§ PROBLEM DETAILS:
Write out every line below that includes the word "JSON".

>> Begin DATA ENTRIES

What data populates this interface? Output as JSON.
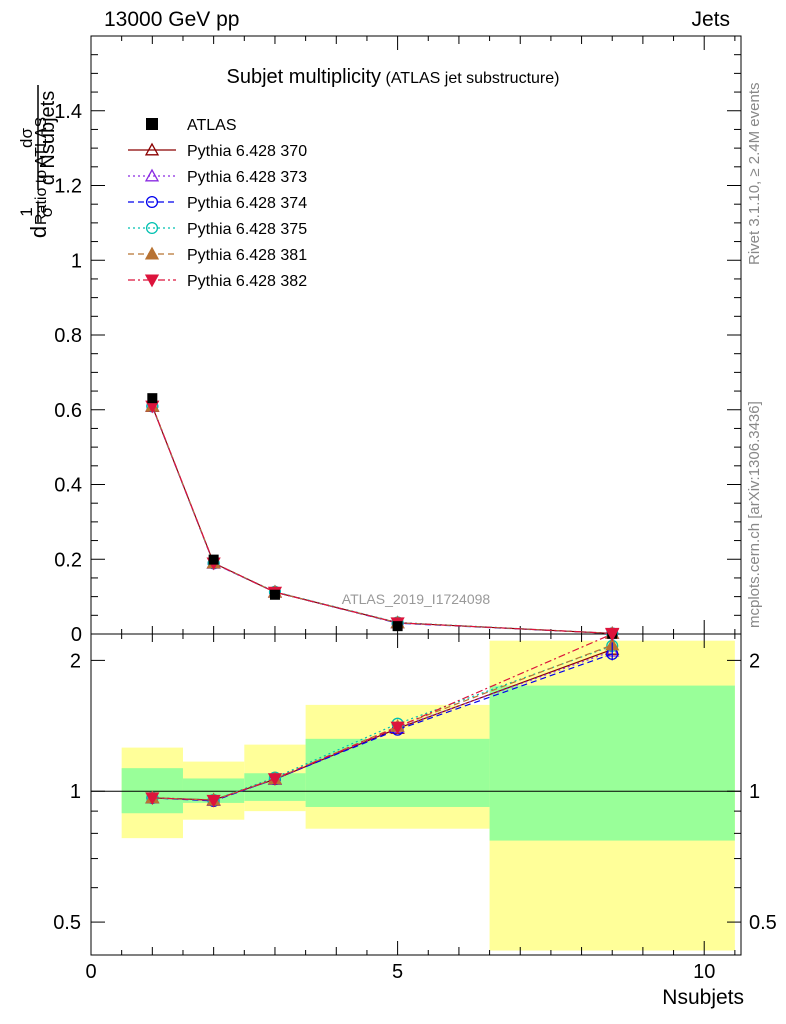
{
  "header": {
    "left": "13000 GeV pp",
    "right": "Jets"
  },
  "side": {
    "rivet": "Rivet 3.1.10, ≥ 2.4M events",
    "mcplots": "mcplots.cern.ch [arXiv:1306.3436]"
  },
  "chart_data": {
    "type": "line",
    "title": "Subjet multiplicity",
    "subtitle": "(ATLAS jet substructure)",
    "watermark": "ATLAS_2019_I1724098",
    "xlabel": "Nsubjets",
    "ylabel_main": "1/σ dσ/d Nsubjets",
    "ylabel_main_parts": {
      "frac1_num": "1",
      "frac1_den": "σ",
      "d": "d",
      "frac2_num": "dσ",
      "frac2_den": "d Nsubjets"
    },
    "ylabel_ratio": "Ratio to ATLAS",
    "xlim": [
      0,
      10.6
    ],
    "ylim_main": [
      0,
      1.6
    ],
    "ylim_ratio": [
      0.42,
      2.3
    ],
    "ratio_log_scale": true,
    "x_ticks": [
      "0",
      "5",
      "10"
    ],
    "y_ticks_main": [
      "0",
      "0.2",
      "0.4",
      "0.6",
      "0.8",
      "1",
      "1.2",
      "1.4"
    ],
    "y_ticks_ratio": [
      "0.5",
      "1",
      "2"
    ],
    "legend_position": "top-left",
    "bins": [
      [
        0.5,
        1.5
      ],
      [
        1.5,
        2.5
      ],
      [
        2.5,
        3.5
      ],
      [
        3.5,
        6.5
      ],
      [
        6.5,
        10.5
      ]
    ],
    "x": [
      1,
      2,
      3,
      5,
      8.5
    ],
    "data": {
      "name": "ATLAS",
      "values": [
        0.631,
        0.199,
        0.105,
        0.021,
        0.0007
      ]
    },
    "uncertainty_band_inner": [
      [
        0.89,
        1.13
      ],
      [
        0.94,
        1.07
      ],
      [
        0.95,
        1.1
      ],
      [
        0.92,
        1.32
      ],
      [
        0.77,
        1.75
      ]
    ],
    "uncertainty_band_outer": [
      [
        0.78,
        1.26
      ],
      [
        0.86,
        1.17
      ],
      [
        0.9,
        1.28
      ],
      [
        0.82,
        1.58
      ],
      [
        0.43,
        2.22
      ]
    ],
    "series": [
      {
        "name": "Pythia 6.428 370",
        "color": "#8b0000",
        "marker": "triangle-open",
        "dash": "solid",
        "values": [
          0.609,
          0.19,
          0.112,
          0.03,
          0.0015
        ],
        "ratio": [
          0.965,
          0.955,
          1.065,
          1.395,
          2.12
        ]
      },
      {
        "name": "Pythia 6.428 373",
        "color": "#8a2be2",
        "marker": "triangle-open",
        "dash": "dot",
        "values": [
          0.61,
          0.189,
          0.112,
          0.03,
          0.0015
        ],
        "ratio": [
          0.966,
          0.952,
          1.066,
          1.4,
          2.1
        ]
      },
      {
        "name": "Pythia 6.428 374",
        "color": "#0000ee",
        "marker": "circle-open",
        "dash": "dash",
        "values": [
          0.609,
          0.189,
          0.112,
          0.029,
          0.0015
        ],
        "ratio": [
          0.965,
          0.95,
          1.067,
          1.385,
          2.07
        ]
      },
      {
        "name": "Pythia 6.428 375",
        "color": "#00c0b0",
        "marker": "circle-open",
        "dash": "dot",
        "values": [
          0.61,
          0.19,
          0.113,
          0.031,
          0.0016
        ],
        "ratio": [
          0.967,
          0.955,
          1.075,
          1.43,
          2.16
        ]
      },
      {
        "name": "Pythia 6.428 381",
        "color": "#b87333",
        "marker": "triangle-filled",
        "dash": "dash",
        "values": [
          0.61,
          0.19,
          0.112,
          0.03,
          0.0016
        ],
        "ratio": [
          0.966,
          0.954,
          1.068,
          1.41,
          2.17
        ]
      },
      {
        "name": "Pythia 6.428 382",
        "color": "#dc143c",
        "marker": "triangle-down-filled",
        "dash": "dashdot",
        "values": [
          0.61,
          0.19,
          0.112,
          0.03,
          0.0017
        ],
        "ratio": [
          0.966,
          0.953,
          1.069,
          1.405,
          2.3
        ]
      }
    ]
  }
}
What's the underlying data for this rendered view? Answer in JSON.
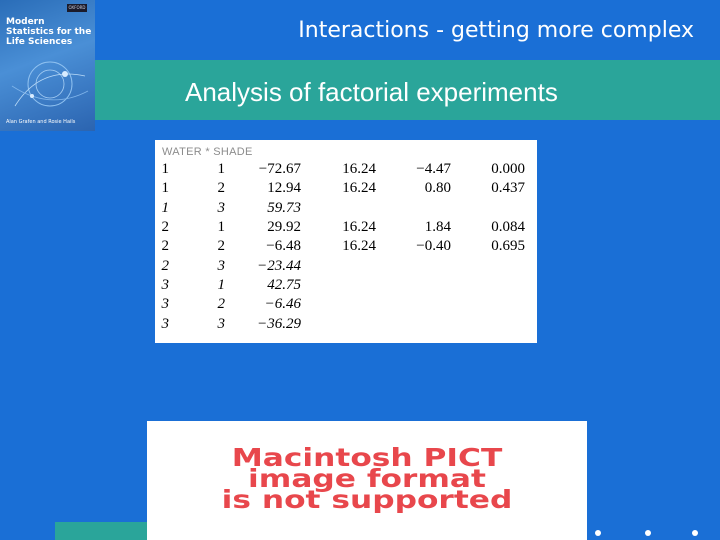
{
  "book": {
    "badge": "OXFORD",
    "title_lines": [
      "Modern",
      "Statistics for the",
      "Life Sciences"
    ],
    "authors": "Alan Grafen and Rosie Hails"
  },
  "header": {
    "title": "Interactions - getting more complex",
    "subtitle": "Analysis of factorial experiments"
  },
  "table": {
    "header": "WATER * SHADE",
    "rows": [
      {
        "water": "1",
        "shade": "1",
        "estimate": "−72.67",
        "se": "16.24",
        "t": "−4.47",
        "p": "0.000"
      },
      {
        "water": "1",
        "shade": "2",
        "estimate": "12.94",
        "se": "16.24",
        "t": "0.80",
        "p": "0.437"
      },
      {
        "water": "1",
        "shade": "3",
        "estimate": "59.73",
        "se": "",
        "t": "",
        "p": "",
        "italic": true
      },
      {
        "water": "2",
        "shade": "1",
        "estimate": "29.92",
        "se": "16.24",
        "t": "1.84",
        "p": "0.084"
      },
      {
        "water": "2",
        "shade": "2",
        "estimate": "−6.48",
        "se": "16.24",
        "t": "−0.40",
        "p": "0.695"
      },
      {
        "water": "2",
        "shade": "3",
        "estimate": "−23.44",
        "se": "",
        "t": "",
        "p": "",
        "italic": true
      },
      {
        "water": "3",
        "shade": "1",
        "estimate": "42.75",
        "se": "",
        "t": "",
        "p": "",
        "italic": true
      },
      {
        "water": "3",
        "shade": "2",
        "estimate": "−6.46",
        "se": "",
        "t": "",
        "p": "",
        "italic": true
      },
      {
        "water": "3",
        "shade": "3",
        "estimate": "−36.29",
        "se": "",
        "t": "",
        "p": "",
        "italic": true
      }
    ]
  },
  "placeholder": {
    "lines": [
      "Macintosh PICT",
      "image format",
      "is not supported"
    ]
  },
  "colors": {
    "background": "#1a6fd6",
    "band": "#2aa59a",
    "placeholder_text": "#e8474c"
  }
}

>> End DATA ENTRIES

§ EXERCISE RESPONSE:
What data populates this interface? Output as JSON.
What's the underlying data for this rendered view? Answer in JSON.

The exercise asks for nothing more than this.